## WRITTEN TASK 1
Can you quote the New England Database Day post word for word, starting with "The morning begun" and going on through "credit already. ;-)"?

## EXCERPT

------------------------------

Deprecated: Function split() is deprecated in /home/tbriggs/public_html/s9y/plugins/serendipity_event_metadesc/serendipity_event_metadesc.php on line 101

Highlights from New England Database Day '08

Today's New England Database Day event was a real treat. The venue was good, the presentations were great and the free lunch was tasty. How much more fan could a database geek have?!

The morning begun with - in the words of Mike Stonebraker - "commercial messages" by the event's sponsors, Vertica and Netezza. The comments made by Vertica's Andy Palmer and Netezza's John Metzger were brief, sanguine and to their credit not at all sales-pitchy, which bode well for the rest of the day. Humorously, they both used paraphrased forms of my "it's a great time to be a database geek" phrase, which I found both flattering and irritating - just quote me verbatim and give me credit already. ;-)

But enough of my megalomaniac delusions - here are the highlights of the day, in the order presentations were made.

•Dr. David DeWitt began the formal presentations with an overview of his Clustera project. Intentionally or otherwise this largely devolved into a discussion of Why MapReduce Is Evil, but Clustera looks interesting nonetheless. Maybe most interestingly it's a research project at least partially predicated on using commodity components rather than building everything from scratch. And here I thought that university research projects were for some reason obligated to continually reinvent the wheel... ya learn something new every day.

Philosophical considerations aside, however, I found Clustera very interesting not for what it does but what it resembles - Netezza. Aside from the pull vs. push nature of the compute nodes, what DeWitt described could very well have been a high-level description of Netezza if he'd changed a few labels. But then again I don't really think of Netezza as a database vendor anymore anyway.

•Gerome Miklau's presentation on Managing Historical Retention in Database Systems was probably not good for the paranoid privacy freak in me, but it was an interesting perspective on something we don't tend to think much about - what happens (or doesn't) when you delete data. This is something that's clearly a major concern for some companies in some situations, and I don't know that I'd have realized that without Gerome's presentation.

The first of the day's many mentions of SQLite also appeared in Gerome's talk. (Note to Gerome, if someone knows how to contact him: was auto-vacuum turned on when you tested SQLite?) I'm apparently not the only big fan of SQLite, which is both comforting and inspiring.

•The presentation on Requirements Engineering Databases by Brian Berenbach was another "huh, I would never have thought of that" type of presentation. It was also clearly the only presentation made by a non-academic - that isn't necessarily better or worse, just different.

•One of the talks I was most looking forward to was the one by Stavros Harizopolous on Designing a Next-generation OLTP Engine. Though I didn't really get what I was expecting, it was a very useful presentation nonetheless. Stavros discussed a project to progressively remove pieces from the Shore Storage Manager, which has apparently been proven to be similar enough to a database to count as one, in order to assess how much of a performance improvement might be possible for OLTP systems. The answer: a lot. I honestly don't think that needed to be proven. :-) Nor am I really sure I think the approach he described is really valid enough to justify his results verbatim. But I think the general idea is sound, even if the exact potential for improvement isn't quite as high as he suggests.

•The presentation that surprised me most may have been that by Ryan Johnson of CMU about sharing work to maximize throughput. (More information available here, I think. Not 100% positive.) What surprised me was that it may have been the only presentation I've ever seen that essentially shows that the main idea being discussed is actually a bad thing in most situations. Not necessarily all situations, but still... only in academia.

------------------------------

(Boxed element entries)

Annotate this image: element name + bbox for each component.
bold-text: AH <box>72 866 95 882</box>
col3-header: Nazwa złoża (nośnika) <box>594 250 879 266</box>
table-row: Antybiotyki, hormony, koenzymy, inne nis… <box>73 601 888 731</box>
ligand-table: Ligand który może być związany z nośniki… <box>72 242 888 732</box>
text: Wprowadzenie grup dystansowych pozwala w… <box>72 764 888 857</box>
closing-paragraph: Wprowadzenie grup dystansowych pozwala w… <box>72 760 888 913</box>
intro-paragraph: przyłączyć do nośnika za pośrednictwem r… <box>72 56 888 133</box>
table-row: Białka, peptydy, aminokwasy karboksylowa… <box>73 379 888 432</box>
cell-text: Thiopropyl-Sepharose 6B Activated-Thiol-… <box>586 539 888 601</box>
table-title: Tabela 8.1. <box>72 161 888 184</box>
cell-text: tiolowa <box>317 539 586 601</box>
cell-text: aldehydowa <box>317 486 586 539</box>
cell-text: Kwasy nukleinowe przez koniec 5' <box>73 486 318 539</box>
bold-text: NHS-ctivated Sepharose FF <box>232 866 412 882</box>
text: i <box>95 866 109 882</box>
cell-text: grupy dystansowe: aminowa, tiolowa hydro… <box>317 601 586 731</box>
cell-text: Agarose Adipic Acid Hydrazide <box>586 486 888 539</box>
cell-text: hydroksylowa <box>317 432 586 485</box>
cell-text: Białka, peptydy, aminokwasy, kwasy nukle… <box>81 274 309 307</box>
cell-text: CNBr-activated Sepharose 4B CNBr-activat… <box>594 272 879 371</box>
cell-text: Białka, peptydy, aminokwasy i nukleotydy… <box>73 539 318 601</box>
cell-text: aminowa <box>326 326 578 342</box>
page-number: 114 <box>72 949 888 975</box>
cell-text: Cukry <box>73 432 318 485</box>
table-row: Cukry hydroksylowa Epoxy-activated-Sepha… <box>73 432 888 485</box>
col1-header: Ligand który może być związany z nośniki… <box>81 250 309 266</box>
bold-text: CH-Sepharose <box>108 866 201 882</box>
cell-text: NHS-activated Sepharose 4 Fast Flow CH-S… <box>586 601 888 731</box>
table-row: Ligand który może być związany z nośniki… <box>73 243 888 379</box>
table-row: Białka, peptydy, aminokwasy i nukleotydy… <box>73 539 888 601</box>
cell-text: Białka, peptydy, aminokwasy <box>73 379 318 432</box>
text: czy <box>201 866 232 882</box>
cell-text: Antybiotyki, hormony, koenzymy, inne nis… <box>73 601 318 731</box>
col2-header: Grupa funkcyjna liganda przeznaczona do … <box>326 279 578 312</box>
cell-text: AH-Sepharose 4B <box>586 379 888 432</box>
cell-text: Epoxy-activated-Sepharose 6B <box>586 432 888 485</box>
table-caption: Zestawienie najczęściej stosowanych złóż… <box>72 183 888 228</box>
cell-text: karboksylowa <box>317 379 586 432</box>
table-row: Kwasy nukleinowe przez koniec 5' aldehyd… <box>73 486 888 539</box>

------------------------------

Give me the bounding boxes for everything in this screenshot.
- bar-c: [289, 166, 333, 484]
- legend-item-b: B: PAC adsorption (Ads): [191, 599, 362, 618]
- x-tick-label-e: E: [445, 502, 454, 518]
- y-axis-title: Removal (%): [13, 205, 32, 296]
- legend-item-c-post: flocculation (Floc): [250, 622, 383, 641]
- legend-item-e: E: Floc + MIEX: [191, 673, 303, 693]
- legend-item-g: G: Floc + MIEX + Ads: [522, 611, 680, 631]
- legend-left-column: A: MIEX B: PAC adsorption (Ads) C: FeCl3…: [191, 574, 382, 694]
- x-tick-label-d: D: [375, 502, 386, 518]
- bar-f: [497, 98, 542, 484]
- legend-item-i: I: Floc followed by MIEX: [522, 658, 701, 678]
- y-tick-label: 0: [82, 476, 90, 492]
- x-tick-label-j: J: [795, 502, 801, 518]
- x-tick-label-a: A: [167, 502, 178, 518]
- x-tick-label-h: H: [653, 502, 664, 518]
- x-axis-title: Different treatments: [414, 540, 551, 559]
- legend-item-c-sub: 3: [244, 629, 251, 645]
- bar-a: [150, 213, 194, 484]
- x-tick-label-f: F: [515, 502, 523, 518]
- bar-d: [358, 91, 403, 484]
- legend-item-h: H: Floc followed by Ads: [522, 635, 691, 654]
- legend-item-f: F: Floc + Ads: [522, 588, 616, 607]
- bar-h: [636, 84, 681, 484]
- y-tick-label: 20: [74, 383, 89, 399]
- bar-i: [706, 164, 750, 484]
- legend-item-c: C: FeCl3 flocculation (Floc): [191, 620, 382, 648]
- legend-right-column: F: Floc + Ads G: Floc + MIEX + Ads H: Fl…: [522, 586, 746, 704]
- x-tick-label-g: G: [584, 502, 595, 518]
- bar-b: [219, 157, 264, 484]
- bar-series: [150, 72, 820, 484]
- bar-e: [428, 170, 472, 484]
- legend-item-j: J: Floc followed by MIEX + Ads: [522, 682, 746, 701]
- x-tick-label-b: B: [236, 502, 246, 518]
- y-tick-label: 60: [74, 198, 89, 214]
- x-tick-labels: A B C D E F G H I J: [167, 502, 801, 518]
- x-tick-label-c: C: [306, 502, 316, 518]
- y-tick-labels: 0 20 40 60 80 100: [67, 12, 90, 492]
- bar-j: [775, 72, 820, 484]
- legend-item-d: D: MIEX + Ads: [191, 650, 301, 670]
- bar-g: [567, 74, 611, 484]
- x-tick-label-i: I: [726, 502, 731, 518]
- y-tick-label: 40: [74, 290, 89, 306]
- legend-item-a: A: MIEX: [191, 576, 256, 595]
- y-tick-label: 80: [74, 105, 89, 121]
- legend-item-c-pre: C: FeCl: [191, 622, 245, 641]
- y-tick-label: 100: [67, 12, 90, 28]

------------------------------

## WRITTEN TASK 2
Could you put the entries into a numbered list, starting with the line with "Annotate this image: element" and going on through the line with "cell-text: tiolowa <box>317 539 586 601</box>", with any blank lines left out?

## EXPECTED ANSWER 1
The morning begun with - in the words of Mike Stonebraker - "commercial messages" by the event's sponsors, Vertica and Netezza. The comments made by Vertica's Andy Palmer and Netezza's John Metzger were brief, sanguine and to their credit not at all sales-pitchy, which bode well for the rest of the day. Humorously, they both used paraphrased forms of my "it's a great time to be a database geek" phrase, which I found both flattering and irritating - just quote me verbatim and give me credit already. ;-)

## EXPECTED ANSWER 2
1. Annotate this image: element name + bbox for each component.
2. bold-text: AH <box>72 866 95 882</box>
3. col3-header: Nazwa złoża (nośnika) <box>594 250 879 266</box>
4. table-row: Antybiotyki, hormony, koenzymy, inne nis… <box>73 601 888 731</box>
5. ligand-table: Ligand który może być związany z nośniki… <box>72 242 888 732</box>
6. text: Wprowadzenie grup dystansowych pozwala w… <box>72 764 888 857</box>
7. closing-paragraph: Wprowadzenie grup dystansowych pozwala w… <box>72 760 888 913</box>
8. intro-paragraph: przyłączyć do nośnika za pośrednictwem r… <box>72 56 888 133</box>
9. table-row: Białka, peptydy, aminokwasy karboksylowa… <box>73 379 888 432</box>
10. cell-text: Thiopropyl-Sepharose 6B Activated-Thiol-… <box>586 539 888 601</box>
11. table-title: Tabela 8.1. <box>72 161 888 184</box>
12. cell-text: tiolowa <box>317 539 586 601</box>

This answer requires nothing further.